Please quote the material exactly, every line of it.

Start of Information provided

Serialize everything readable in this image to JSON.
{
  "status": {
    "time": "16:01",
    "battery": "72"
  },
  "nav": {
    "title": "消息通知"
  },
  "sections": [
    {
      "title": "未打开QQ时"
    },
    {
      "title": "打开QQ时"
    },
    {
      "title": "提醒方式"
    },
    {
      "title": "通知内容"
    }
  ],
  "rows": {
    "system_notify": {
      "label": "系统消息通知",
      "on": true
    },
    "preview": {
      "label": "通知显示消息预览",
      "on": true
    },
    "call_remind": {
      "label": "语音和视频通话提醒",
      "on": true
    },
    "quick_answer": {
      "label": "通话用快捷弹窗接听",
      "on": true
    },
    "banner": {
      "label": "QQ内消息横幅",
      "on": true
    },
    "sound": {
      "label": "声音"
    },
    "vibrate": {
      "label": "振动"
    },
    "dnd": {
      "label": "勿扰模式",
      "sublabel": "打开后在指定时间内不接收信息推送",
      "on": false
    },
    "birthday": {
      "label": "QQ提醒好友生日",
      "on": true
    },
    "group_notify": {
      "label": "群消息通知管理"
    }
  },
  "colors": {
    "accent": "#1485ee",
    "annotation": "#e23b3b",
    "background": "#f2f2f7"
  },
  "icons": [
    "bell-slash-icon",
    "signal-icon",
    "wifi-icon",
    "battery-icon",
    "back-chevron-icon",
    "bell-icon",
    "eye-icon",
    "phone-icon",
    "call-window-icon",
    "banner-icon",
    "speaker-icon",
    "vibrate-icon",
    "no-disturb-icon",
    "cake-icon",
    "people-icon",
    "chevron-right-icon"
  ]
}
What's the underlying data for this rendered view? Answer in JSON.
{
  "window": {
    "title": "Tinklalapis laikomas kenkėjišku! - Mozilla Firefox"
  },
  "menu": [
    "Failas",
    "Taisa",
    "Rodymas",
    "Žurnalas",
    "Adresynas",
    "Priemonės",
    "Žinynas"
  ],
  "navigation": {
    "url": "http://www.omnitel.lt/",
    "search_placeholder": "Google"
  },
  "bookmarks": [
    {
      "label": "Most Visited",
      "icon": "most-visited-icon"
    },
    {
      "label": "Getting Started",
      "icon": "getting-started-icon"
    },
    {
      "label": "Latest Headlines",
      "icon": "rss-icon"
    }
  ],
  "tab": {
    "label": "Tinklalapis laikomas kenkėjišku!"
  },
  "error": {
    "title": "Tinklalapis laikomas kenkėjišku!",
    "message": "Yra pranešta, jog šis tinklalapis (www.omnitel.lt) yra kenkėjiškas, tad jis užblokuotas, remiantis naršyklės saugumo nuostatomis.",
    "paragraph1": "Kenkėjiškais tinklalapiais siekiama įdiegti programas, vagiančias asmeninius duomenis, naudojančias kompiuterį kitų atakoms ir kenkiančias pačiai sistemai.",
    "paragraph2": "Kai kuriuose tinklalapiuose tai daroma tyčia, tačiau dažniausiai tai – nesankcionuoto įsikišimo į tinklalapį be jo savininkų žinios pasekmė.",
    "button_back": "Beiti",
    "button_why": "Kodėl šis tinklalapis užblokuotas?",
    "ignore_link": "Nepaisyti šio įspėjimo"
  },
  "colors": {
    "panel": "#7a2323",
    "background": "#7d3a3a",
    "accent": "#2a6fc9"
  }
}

End of Information provided

Written response:
Serialize everything readable in this image to JSON.
{
  "status": {
    "time": "16:01",
    "battery": "72"
  },
  "nav": {
    "title": "消息通知"
  },
  "sections": [
    {
      "title": "未打开QQ时"
    },
    {
      "title": "打开QQ时"
    },
    {
      "title": "提醒方式"
    },
    {
      "title": "通知内容"
    }
  ],
  "rows": {
    "system_notify": {
      "label": "系统消息通知",
      "on": true
    },
    "preview": {
      "label": "通知显示消息预览",
      "on": true
    },
    "call_remind": {
      "label": "语音和视频通话提醒",
      "on": true
    },
    "quick_answer": {
      "label": "通话用快捷弹窗接听",
      "on": true
    },
    "banner": {
      "label": "QQ内消息横幅",
      "on": true
    },
    "sound": {
      "label": "声音"
    },
    "vibrate": {
      "label": "振动"
    },
    "dnd": {
      "label": "勿扰模式",
      "sublabel": "打开后在指定时间内不接收信息推送",
      "on": false
    },
    "birthday": {
      "label": "QQ提醒好友生日",
      "on": true
    },
    "group_notify": {
      "label": "群消息通知管理"
    }
  },
  "colors": {
    "accent": "#1485ee",
    "annotation": "#e23b3b",
    "background": "#f2f2f7"
  },
  "icons": [
    "bell-slash-icon",
    "signal-icon",
    "wifi-icon",
    "battery-icon",
    "back-chevron-icon",
    "bell-icon",
    "eye-icon",
    "phone-icon",
    "call-window-icon",
    "banner-icon",
    "speaker-icon",
    "vibrate-icon",
    "no-disturb-icon",
    "cake-icon",
    "people-icon",
    "chevron-right-icon"
  ]
}
What's the underlying data for this rendered view? Answer in JSON.
{
  "window": {
    "title": "Tinklalapis laikomas kenkėjišku! - Mozilla Firefox"
  },
  "menu": [
    "Failas",
    "Taisa",
    "Rodymas",
    "Žurnalas",
    "Adresynas",
    "Priemonės",
    "Žinynas"
  ],
  "navigation": {
    "url": "http://www.omnitel.lt/",
    "search_placeholder": "Google"
  },
  "bookmarks": [
    {
      "label": "Most Visited",
      "icon": "most-visited-icon"
    },
    {
      "label": "Getting Started",
      "icon": "getting-started-icon"
    },
    {
      "label": "Latest Headlines",
      "icon": "rss-icon"
    }
  ],
  "tab": {
    "label": "Tinklalapis laikomas kenkėjišku!"
  },
  "error": {
    "title": "Tinklalapis laikomas kenkėjišku!",
    "message": "Yra pranešta, jog šis tinklalapis (www.omnitel.lt) yra kenkėjiškas, tad jis užblokuotas, remiantis naršyklės saugumo nuostatomis.",
    "paragraph1": "Kenkėjiškais tinklalapiais siekiama įdiegti programas, vagiančias asmeninius duomenis, naudojančias kompiuterį kitų atakoms ir kenkiančias pačiai sistemai.",
    "paragraph2": "Kai kuriuose tinklalapiuose tai daroma tyčia, tačiau dažniausiai tai – nesankcionuoto įsikišimo į tinklalapį be jo savininkų žinios pasekmė.",
    "button_back": "Beiti",
    "button_why": "Kodėl šis tinklalapis užblokuotas?",
    "ignore_link": "Nepaisyti šio įspėjimo"
  },
  "colors": {
    "panel": "#7a2323",
    "background": "#7d3a3a",
    "accent": "#2a6fc9"
  }
}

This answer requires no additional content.